* [A run of records]:
◇ ◇ ◇ ◇
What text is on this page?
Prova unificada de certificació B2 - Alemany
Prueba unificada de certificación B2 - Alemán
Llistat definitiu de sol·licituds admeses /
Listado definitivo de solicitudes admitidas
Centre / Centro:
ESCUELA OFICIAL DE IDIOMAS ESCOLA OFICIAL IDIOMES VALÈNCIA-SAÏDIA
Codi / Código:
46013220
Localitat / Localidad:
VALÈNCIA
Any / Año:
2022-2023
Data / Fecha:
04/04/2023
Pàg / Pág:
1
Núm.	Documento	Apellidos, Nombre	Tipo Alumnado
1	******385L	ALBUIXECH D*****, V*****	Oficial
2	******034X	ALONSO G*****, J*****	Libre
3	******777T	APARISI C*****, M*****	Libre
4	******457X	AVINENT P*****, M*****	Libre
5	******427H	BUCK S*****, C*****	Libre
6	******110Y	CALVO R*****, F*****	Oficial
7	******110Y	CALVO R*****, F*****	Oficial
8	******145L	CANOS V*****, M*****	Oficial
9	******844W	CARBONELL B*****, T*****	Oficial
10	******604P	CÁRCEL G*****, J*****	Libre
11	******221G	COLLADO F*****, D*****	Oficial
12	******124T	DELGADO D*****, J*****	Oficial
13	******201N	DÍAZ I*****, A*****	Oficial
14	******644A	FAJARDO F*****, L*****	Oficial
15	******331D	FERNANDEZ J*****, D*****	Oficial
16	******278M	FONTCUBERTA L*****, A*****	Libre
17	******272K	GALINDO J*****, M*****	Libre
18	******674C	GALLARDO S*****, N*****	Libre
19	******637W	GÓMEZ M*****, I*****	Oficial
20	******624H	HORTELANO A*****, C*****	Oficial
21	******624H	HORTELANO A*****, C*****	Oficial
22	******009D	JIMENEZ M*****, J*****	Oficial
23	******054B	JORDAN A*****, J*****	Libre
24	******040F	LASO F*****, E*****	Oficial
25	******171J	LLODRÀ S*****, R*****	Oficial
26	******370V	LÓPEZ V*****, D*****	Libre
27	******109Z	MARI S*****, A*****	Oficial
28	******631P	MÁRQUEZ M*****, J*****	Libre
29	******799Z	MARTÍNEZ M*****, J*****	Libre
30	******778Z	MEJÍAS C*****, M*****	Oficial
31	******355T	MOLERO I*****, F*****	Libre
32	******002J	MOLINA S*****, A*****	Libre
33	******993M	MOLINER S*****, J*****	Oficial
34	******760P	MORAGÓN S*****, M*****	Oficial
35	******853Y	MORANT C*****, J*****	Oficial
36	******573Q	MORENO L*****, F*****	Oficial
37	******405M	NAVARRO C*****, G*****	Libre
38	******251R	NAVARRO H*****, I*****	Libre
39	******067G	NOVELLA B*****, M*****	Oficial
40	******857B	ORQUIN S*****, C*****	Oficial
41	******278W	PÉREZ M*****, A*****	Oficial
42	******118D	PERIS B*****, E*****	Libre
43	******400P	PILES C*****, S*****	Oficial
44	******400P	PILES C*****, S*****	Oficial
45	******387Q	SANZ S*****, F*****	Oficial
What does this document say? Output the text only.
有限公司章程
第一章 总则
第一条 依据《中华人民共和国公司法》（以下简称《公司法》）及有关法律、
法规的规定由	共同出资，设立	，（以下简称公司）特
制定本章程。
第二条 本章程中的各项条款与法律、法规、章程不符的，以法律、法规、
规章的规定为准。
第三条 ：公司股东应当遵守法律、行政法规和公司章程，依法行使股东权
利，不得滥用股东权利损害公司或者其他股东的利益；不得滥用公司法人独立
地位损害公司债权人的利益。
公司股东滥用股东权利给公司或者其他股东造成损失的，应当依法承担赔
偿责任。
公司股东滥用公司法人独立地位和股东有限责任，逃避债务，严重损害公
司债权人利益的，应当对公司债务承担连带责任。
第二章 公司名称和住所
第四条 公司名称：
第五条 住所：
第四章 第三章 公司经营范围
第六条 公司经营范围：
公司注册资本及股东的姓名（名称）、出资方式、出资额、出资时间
◇ ◇ ◇ ◇
* [TASK DETAILS]: Copy and report every line where the word "text" is present.

* [CORRECT RESULT]:
What text is on this page?
What does this document say? Output the text only.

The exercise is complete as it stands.